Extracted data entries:
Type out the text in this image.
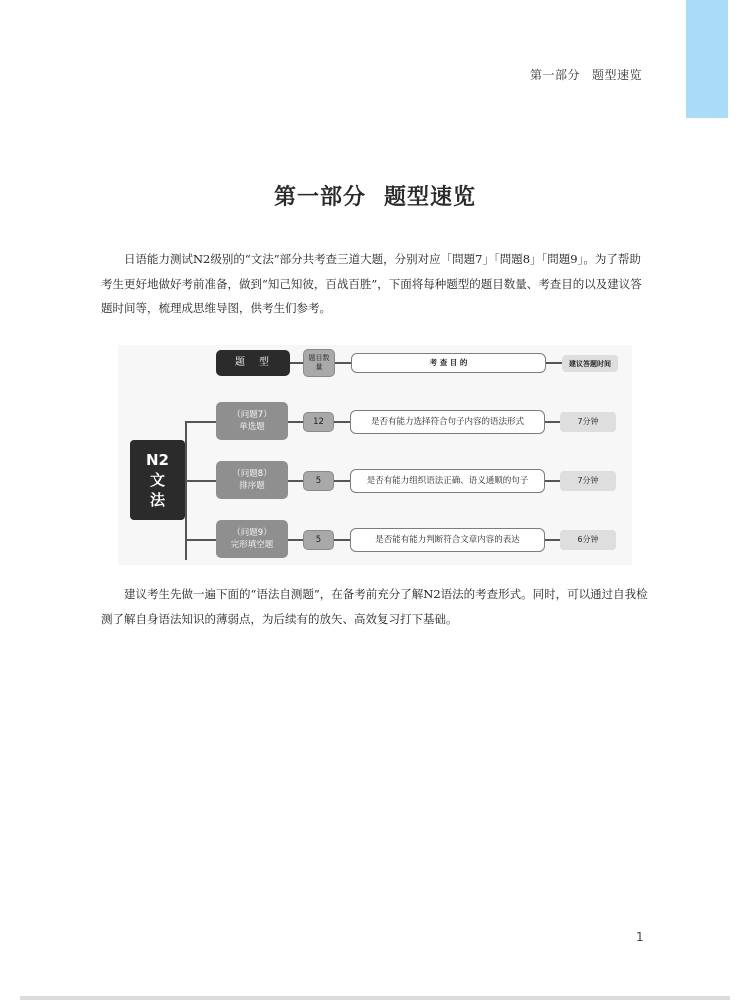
第一部分 题型速览
第一部分 题型速览

日语能力测试N2级别的“文法”部分共考查三道大题，分别对应「問題7」「問題8」「問題9」。为了帮助考生更好地做好考前准备，做到“知己知彼，百战百胜”，下面将每种题型的题目数量、考查目的以及建议答题时间等，梳理成思维导图，供考生们参考。

N2
文
法
题　型	题目数量	考 查 目 的	建议答题时间
（问题7）
单选题	12	是否有能力选择符合句子内容的语法形式	7分钟
（问题8）
排序题	5	是否有能力组织语法正确、语义通顺的句子	7分钟
（问题9）
完形填空题	5	是否能有能力判断符合文章内容的表达	6分钟

建议考生先做一遍下面的“语法自测题”，在备考前充分了解N2语法的考查形式。同时，可以通过自我检测了解自身语法知识的薄弱点，为后续有的放矢、高效复习打下基础。

1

## Goal
Print the whole listing above once more, word for word, without its pictures.

## Complete response
Type out the text in this image.
第一部分 题型速览
第一部分 题型速览

日语能力测试N2级别的“文法”部分共考查三道大题，分别对应「問題7」「問題8」「問題9」。为了帮助考生更好地做好考前准备，做到“知己知彼，百战百胜”，下面将每种题型的题目数量、考查目的以及建议答题时间等，梳理成思维导图，供考生们参考。

N2
文
法
题　型	题目数量	考 查 目 的	建议答题时间
（问题7）
单选题	12	是否有能力选择符合句子内容的语法形式	7分钟
（问题8）
排序题	5	是否有能力组织语法正确、语义通顺的句子	7分钟
（问题9）
完形填空题	5	是否能有能力判断符合文章内容的表达	6分钟

建议考生先做一遍下面的“语法自测题”，在备考前充分了解N2语法的考查形式。同时，可以通过自我检测了解自身语法知识的薄弱点，为后续有的放矢、高效复习打下基础。

1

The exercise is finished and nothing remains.